* [Task objective]
How many lines of the data hold the word "Quartile"? State the number and nothing else.

-=-=-=-=-

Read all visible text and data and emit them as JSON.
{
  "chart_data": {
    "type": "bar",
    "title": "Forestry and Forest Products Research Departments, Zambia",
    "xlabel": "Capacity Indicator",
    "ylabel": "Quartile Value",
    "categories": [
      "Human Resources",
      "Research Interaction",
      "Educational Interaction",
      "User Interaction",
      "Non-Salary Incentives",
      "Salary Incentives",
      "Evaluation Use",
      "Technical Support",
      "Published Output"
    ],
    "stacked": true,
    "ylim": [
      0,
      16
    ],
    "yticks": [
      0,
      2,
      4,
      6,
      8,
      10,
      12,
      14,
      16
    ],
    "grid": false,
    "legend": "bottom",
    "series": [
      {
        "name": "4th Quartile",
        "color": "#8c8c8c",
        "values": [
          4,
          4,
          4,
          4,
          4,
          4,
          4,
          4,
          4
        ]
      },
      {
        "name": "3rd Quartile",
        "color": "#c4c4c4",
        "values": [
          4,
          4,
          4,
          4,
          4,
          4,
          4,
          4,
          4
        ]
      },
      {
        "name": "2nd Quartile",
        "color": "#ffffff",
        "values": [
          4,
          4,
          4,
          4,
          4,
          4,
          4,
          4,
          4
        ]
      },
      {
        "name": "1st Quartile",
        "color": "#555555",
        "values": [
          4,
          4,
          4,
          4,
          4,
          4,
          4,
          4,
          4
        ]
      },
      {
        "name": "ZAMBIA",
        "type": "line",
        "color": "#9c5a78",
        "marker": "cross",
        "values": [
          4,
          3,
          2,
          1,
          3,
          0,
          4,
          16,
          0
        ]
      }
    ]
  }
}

-=-=-=-=-

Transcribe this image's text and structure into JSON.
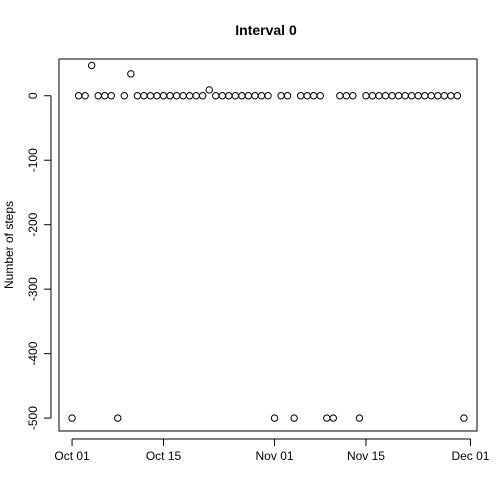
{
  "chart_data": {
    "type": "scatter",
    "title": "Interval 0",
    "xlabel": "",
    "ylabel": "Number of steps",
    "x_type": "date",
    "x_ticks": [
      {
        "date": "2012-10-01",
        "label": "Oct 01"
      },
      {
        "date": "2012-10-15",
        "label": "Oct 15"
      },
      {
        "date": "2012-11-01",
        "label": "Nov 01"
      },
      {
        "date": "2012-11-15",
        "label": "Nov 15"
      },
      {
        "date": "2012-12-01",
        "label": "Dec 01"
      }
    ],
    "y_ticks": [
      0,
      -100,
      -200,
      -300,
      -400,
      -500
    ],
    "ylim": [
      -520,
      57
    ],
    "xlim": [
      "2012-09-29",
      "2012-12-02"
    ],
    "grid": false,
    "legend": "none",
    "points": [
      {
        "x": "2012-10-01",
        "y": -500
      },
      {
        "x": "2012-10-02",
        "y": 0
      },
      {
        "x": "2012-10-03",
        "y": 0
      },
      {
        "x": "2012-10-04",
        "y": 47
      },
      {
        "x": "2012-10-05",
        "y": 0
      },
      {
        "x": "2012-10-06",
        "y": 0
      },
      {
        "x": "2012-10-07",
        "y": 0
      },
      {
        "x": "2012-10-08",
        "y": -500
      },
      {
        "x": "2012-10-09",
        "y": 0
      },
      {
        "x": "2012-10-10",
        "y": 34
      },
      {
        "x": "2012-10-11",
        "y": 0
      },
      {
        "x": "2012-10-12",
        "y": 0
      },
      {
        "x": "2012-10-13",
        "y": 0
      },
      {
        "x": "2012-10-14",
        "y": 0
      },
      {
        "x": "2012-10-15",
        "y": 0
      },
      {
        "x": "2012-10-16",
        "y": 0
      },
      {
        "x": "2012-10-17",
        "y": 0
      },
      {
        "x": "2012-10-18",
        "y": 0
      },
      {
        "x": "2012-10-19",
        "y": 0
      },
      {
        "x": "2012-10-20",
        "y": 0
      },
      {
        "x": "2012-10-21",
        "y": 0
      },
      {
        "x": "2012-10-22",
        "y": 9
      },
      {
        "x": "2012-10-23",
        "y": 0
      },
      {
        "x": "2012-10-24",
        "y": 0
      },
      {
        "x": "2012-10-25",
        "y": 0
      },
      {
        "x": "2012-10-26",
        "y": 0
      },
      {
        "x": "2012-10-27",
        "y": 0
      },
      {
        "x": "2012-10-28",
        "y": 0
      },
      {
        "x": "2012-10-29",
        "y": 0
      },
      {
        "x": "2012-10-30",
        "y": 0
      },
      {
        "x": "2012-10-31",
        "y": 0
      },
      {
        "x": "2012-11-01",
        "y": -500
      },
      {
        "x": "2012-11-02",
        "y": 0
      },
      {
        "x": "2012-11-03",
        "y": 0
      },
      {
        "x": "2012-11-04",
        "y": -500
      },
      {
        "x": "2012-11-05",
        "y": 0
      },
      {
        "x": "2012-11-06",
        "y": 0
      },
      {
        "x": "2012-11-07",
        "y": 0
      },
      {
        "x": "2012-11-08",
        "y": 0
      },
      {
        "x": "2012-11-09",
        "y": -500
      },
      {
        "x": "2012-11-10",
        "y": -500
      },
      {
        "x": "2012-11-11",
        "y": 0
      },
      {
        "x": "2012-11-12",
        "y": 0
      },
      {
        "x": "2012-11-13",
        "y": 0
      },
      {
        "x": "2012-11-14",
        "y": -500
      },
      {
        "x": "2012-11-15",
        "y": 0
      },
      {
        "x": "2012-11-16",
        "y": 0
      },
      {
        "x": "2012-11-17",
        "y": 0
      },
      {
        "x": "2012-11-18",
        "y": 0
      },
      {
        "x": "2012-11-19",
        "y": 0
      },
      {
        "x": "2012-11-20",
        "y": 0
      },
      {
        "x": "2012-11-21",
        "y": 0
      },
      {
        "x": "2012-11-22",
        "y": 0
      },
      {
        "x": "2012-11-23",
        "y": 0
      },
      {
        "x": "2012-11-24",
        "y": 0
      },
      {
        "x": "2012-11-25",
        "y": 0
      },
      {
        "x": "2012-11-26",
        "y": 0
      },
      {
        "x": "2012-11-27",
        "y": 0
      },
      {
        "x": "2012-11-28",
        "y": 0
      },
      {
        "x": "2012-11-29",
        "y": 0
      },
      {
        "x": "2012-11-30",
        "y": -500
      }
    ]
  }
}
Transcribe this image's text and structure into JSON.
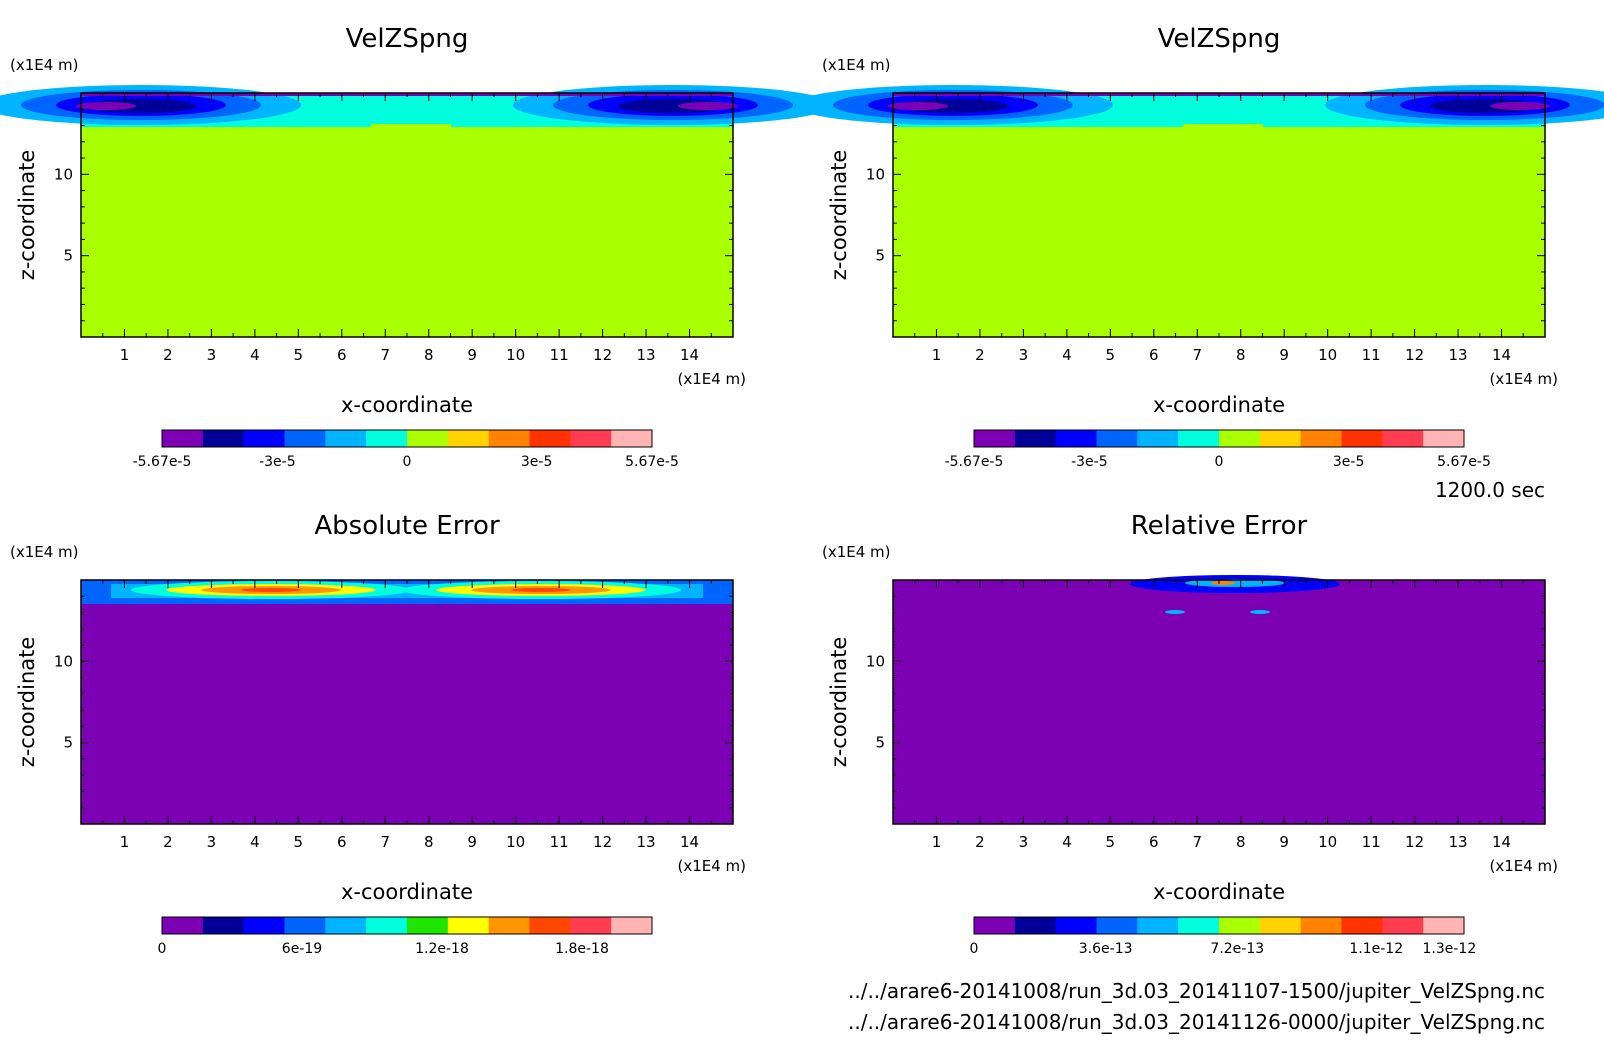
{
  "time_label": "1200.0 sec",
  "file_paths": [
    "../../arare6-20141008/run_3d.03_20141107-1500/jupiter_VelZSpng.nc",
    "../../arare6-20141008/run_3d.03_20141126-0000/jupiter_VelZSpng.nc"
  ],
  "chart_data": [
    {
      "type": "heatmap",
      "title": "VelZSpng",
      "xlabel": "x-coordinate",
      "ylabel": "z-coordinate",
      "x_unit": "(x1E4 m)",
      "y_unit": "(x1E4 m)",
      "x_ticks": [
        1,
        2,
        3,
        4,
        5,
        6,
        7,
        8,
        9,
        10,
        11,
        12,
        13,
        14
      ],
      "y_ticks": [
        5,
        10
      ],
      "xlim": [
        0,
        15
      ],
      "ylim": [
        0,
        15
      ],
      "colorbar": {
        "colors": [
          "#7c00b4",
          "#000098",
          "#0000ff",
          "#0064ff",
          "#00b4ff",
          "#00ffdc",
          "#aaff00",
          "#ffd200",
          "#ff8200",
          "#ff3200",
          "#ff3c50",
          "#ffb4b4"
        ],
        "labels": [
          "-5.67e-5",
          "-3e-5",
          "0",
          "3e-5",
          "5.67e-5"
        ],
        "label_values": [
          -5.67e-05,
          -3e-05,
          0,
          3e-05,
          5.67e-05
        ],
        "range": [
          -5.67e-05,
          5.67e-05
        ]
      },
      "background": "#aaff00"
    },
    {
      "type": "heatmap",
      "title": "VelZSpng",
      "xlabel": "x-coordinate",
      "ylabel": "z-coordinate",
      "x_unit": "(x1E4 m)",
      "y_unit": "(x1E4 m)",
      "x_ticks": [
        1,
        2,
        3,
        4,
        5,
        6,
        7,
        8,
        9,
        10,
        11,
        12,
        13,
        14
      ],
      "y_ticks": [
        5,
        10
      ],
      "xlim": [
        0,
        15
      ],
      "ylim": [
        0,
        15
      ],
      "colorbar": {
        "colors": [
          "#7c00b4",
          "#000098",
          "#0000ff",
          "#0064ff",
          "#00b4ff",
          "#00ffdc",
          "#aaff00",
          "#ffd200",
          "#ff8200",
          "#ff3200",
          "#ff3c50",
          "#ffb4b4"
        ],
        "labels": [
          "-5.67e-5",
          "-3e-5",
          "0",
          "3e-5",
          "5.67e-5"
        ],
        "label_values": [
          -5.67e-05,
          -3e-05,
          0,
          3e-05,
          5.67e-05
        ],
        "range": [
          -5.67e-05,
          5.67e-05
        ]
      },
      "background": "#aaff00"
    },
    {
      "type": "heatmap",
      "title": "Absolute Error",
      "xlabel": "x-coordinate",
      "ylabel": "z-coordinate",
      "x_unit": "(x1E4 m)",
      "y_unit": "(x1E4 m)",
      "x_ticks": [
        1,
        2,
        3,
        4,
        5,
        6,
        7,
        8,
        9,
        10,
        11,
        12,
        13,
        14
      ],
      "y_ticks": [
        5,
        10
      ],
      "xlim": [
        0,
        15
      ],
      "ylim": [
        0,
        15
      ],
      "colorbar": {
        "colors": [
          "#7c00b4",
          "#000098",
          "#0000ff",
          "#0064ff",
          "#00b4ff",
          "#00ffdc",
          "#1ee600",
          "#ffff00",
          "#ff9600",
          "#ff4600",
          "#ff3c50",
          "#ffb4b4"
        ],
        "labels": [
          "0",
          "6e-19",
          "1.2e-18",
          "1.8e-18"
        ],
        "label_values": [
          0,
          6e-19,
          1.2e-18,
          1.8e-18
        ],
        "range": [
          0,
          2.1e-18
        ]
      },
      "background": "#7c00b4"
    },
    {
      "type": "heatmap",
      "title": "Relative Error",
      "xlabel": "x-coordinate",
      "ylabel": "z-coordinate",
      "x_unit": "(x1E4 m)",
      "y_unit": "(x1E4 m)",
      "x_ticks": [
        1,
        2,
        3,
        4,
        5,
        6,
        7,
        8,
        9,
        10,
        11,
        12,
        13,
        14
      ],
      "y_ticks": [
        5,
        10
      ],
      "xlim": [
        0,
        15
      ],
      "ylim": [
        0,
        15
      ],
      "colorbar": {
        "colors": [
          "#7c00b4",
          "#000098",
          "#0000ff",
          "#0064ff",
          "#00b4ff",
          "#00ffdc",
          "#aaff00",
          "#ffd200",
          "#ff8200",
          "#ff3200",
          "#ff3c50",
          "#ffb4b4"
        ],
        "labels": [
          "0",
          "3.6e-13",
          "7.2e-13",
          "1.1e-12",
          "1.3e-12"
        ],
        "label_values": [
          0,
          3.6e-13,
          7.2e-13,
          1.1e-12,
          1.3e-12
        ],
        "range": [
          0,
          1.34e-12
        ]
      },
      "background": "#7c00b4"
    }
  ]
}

-=-=-=-=-

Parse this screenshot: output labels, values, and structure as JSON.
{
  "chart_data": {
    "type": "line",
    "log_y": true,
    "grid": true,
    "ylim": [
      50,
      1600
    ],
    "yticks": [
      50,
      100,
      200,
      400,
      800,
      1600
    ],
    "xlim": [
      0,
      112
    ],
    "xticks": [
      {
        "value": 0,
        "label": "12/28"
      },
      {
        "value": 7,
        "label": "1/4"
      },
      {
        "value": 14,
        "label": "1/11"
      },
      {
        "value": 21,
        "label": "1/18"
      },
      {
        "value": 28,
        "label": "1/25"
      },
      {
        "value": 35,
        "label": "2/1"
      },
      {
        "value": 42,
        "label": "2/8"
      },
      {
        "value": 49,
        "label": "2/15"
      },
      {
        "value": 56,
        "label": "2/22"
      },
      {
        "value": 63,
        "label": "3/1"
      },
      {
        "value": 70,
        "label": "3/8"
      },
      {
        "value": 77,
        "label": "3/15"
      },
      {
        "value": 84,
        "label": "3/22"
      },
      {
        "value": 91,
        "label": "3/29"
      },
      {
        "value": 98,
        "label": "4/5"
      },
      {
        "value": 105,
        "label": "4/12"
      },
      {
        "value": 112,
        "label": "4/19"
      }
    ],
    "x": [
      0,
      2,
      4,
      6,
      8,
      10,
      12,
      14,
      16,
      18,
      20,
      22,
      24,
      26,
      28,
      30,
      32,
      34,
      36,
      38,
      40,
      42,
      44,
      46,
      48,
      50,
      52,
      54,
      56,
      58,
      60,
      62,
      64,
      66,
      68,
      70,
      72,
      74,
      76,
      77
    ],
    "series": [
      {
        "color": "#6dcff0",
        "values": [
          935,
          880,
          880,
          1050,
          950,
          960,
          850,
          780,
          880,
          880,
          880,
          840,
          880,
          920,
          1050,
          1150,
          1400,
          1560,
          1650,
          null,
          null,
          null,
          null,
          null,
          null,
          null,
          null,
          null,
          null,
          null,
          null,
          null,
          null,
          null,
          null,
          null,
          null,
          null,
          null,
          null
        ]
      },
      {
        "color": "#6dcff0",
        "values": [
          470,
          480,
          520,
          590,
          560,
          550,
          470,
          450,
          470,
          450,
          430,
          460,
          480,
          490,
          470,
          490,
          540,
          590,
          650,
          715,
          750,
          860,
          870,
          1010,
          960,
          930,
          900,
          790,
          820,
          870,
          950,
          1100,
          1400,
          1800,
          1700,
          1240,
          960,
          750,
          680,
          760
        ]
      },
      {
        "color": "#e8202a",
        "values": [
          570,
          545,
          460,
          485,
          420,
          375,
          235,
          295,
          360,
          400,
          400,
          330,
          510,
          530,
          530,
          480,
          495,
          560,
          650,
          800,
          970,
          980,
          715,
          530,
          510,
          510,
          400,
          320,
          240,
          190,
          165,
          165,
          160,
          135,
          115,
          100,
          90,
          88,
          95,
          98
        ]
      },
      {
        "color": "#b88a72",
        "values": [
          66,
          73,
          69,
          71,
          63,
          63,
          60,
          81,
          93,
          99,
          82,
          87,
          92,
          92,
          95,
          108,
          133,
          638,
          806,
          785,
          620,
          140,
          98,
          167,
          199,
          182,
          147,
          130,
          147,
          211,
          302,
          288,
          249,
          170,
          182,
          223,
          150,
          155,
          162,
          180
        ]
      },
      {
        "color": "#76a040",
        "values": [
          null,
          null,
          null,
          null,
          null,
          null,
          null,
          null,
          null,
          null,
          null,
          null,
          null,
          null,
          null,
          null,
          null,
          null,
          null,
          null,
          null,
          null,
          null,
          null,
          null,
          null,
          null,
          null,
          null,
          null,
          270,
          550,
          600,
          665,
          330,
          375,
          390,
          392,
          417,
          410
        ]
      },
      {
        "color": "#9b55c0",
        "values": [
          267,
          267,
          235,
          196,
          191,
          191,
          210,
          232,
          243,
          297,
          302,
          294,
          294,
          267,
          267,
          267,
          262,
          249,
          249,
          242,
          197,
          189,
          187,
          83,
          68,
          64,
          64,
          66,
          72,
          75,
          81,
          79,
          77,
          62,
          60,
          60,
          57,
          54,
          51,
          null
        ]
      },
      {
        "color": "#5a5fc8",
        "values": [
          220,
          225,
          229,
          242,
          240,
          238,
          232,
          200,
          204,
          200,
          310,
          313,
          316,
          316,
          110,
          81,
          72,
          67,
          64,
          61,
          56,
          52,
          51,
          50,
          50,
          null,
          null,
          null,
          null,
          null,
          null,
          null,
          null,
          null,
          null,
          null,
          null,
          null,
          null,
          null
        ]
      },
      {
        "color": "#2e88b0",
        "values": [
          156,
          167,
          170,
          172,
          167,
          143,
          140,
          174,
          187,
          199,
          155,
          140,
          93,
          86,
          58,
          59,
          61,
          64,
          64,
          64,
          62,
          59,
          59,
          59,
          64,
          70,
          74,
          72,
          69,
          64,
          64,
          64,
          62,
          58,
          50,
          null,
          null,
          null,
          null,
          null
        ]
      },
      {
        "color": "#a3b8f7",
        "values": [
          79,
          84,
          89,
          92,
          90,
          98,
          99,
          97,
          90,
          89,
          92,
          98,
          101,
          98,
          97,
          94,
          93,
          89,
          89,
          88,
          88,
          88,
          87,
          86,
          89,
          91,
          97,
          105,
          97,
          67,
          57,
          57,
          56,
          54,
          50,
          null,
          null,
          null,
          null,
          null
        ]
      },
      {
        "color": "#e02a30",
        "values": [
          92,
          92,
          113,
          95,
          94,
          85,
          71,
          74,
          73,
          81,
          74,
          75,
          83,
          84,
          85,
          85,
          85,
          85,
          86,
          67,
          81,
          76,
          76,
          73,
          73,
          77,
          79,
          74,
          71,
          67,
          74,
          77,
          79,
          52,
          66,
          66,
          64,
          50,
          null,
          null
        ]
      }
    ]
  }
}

-=-=-=-=-

* [Exercise result]
5